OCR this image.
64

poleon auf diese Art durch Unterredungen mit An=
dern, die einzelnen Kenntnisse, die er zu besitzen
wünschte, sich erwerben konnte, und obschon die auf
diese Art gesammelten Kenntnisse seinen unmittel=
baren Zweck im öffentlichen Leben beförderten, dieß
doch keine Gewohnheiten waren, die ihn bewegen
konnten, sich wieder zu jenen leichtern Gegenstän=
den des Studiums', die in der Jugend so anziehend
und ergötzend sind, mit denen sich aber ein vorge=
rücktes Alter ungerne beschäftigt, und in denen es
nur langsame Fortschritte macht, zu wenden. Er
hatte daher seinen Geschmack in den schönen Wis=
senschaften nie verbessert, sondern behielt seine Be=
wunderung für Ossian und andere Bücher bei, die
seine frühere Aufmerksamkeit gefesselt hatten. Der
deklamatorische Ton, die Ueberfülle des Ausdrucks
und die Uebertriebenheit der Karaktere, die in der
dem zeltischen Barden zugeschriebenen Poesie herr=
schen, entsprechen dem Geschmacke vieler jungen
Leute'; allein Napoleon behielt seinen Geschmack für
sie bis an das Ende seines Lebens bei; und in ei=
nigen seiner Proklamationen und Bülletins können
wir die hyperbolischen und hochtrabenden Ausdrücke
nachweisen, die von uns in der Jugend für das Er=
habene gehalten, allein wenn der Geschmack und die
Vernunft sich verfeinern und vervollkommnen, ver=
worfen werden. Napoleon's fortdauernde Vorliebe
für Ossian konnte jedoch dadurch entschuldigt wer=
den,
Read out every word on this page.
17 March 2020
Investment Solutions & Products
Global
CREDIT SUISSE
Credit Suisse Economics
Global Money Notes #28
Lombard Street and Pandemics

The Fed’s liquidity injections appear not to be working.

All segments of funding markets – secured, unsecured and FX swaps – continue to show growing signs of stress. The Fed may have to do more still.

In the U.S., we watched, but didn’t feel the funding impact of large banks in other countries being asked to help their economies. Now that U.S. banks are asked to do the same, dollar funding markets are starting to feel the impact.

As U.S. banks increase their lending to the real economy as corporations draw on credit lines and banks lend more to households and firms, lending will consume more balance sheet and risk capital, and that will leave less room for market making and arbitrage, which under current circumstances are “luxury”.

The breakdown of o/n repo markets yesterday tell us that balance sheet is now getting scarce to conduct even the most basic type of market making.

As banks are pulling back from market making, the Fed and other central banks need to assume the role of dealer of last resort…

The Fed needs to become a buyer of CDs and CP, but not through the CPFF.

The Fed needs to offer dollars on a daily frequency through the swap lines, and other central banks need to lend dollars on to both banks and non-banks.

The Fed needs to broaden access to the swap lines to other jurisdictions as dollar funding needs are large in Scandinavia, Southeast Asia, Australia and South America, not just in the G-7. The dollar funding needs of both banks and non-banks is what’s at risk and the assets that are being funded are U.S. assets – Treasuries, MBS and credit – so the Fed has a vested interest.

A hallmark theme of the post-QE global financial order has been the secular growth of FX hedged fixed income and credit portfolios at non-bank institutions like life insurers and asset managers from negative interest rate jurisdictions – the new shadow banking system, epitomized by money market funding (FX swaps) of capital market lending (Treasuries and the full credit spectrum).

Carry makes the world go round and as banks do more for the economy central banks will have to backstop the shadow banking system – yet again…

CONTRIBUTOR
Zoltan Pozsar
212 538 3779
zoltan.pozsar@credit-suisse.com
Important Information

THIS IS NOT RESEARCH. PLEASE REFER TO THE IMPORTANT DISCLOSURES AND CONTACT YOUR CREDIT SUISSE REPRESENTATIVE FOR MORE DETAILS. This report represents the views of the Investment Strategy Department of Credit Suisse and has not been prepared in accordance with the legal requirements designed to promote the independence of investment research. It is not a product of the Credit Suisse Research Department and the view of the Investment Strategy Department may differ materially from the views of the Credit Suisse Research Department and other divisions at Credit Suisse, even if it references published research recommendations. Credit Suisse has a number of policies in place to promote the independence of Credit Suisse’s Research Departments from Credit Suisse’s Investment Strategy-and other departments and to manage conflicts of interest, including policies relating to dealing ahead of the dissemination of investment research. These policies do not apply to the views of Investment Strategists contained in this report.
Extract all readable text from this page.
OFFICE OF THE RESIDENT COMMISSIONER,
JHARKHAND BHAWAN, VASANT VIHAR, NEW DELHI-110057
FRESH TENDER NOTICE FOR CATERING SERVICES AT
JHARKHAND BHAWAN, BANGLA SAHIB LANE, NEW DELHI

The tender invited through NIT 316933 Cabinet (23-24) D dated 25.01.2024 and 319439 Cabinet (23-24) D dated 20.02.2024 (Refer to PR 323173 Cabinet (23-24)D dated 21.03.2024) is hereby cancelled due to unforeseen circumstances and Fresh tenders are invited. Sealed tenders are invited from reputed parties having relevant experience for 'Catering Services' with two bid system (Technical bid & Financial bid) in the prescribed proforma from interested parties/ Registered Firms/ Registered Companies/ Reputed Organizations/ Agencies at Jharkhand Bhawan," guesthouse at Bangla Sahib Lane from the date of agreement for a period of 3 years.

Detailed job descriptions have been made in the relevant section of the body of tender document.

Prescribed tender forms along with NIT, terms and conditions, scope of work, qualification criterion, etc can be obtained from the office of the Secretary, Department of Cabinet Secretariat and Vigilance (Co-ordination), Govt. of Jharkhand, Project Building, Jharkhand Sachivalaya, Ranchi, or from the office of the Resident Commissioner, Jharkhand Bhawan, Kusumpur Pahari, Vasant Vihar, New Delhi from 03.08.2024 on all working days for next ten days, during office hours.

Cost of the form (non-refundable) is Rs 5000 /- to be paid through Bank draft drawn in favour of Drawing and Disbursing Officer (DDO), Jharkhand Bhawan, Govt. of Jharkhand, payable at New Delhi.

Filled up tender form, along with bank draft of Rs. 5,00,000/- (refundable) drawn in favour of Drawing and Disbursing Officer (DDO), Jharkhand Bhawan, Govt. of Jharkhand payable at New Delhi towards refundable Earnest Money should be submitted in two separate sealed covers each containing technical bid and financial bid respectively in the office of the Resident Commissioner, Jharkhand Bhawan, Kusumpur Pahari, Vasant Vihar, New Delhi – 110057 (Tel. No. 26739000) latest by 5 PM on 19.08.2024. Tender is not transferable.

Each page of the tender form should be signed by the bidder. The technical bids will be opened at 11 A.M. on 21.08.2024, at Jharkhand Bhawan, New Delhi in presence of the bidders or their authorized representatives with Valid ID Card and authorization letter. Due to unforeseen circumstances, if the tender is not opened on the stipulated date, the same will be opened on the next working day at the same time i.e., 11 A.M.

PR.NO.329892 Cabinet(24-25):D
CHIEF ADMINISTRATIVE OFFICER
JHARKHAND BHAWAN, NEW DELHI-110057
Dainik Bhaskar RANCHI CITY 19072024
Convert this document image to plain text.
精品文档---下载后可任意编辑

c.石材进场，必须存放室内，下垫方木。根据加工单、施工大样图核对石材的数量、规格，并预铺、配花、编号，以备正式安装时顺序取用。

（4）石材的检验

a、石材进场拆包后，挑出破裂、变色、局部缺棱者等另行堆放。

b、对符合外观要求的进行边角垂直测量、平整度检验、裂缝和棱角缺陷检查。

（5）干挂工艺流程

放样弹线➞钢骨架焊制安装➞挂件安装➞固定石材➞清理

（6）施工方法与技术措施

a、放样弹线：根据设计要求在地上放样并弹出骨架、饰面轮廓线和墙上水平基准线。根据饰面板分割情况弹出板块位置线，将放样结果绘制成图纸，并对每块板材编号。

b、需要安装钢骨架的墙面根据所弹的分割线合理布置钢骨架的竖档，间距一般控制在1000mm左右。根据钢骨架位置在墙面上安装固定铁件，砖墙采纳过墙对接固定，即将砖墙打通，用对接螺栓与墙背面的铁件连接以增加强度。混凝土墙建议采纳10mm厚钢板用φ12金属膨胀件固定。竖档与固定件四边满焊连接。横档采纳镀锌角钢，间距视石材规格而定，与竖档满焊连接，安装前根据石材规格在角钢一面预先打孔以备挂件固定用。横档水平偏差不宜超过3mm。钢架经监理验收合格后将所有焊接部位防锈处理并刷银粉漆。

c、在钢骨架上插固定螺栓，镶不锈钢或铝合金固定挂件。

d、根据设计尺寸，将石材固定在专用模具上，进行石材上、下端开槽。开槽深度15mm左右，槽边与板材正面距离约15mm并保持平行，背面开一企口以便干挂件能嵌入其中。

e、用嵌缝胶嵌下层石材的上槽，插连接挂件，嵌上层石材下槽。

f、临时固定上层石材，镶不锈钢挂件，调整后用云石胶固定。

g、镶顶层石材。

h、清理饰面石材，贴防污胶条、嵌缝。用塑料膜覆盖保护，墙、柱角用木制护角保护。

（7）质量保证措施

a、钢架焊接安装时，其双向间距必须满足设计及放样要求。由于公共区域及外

•••••

**WRITTEN EXERCISE**
The required output is the exact sequence of lines from the one containing "Convert this document image to plain text." through the end of the listing, both endpoints included.

**RESPONSE TO THIS EXERCISE**
Convert this document image to plain text.
精品文档---下载后可任意编辑

c.石材进场，必须存放室内，下垫方木。根据加工单、施工大样图核对石材的数量、规格，并预铺、配花、编号，以备正式安装时顺序取用。

（4）石材的检验

a、石材进场拆包后，挑出破裂、变色、局部缺棱者等另行堆放。

b、对符合外观要求的进行边角垂直测量、平整度检验、裂缝和棱角缺陷检查。

（5）干挂工艺流程

放样弹线➞钢骨架焊制安装➞挂件安装➞固定石材➞清理

（6）施工方法与技术措施

a、放样弹线：根据设计要求在地上放样并弹出骨架、饰面轮廓线和墙上水平基准线。根据饰面板分割情况弹出板块位置线，将放样结果绘制成图纸，并对每块板材编号。

b、需要安装钢骨架的墙面根据所弹的分割线合理布置钢骨架的竖档，间距一般控制在1000mm左右。根据钢骨架位置在墙面上安装固定铁件，砖墙采纳过墙对接固定，即将砖墙打通，用对接螺栓与墙背面的铁件连接以增加强度。混凝土墙建议采纳10mm厚钢板用φ12金属膨胀件固定。竖档与固定件四边满焊连接。横档采纳镀锌角钢，间距视石材规格而定，与竖档满焊连接，安装前根据石材规格在角钢一面预先打孔以备挂件固定用。横档水平偏差不宜超过3mm。钢架经监理验收合格后将所有焊接部位防锈处理并刷银粉漆。

c、在钢骨架上插固定螺栓，镶不锈钢或铝合金固定挂件。

d、根据设计尺寸，将石材固定在专用模具上，进行石材上、下端开槽。开槽深度15mm左右，槽边与板材正面距离约15mm并保持平行，背面开一企口以便干挂件能嵌入其中。

e、用嵌缝胶嵌下层石材的上槽，插连接挂件，嵌上层石材下槽。

f、临时固定上层石材，镶不锈钢挂件，调整后用云石胶固定。

g、镶顶层石材。

h、清理饰面石材，贴防污胶条、嵌缝。用塑料膜覆盖保护，墙、柱角用木制护角保护。

（7）质量保证措施

a、钢架焊接安装时，其双向间距必须满足设计及放样要求。由于公共区域及外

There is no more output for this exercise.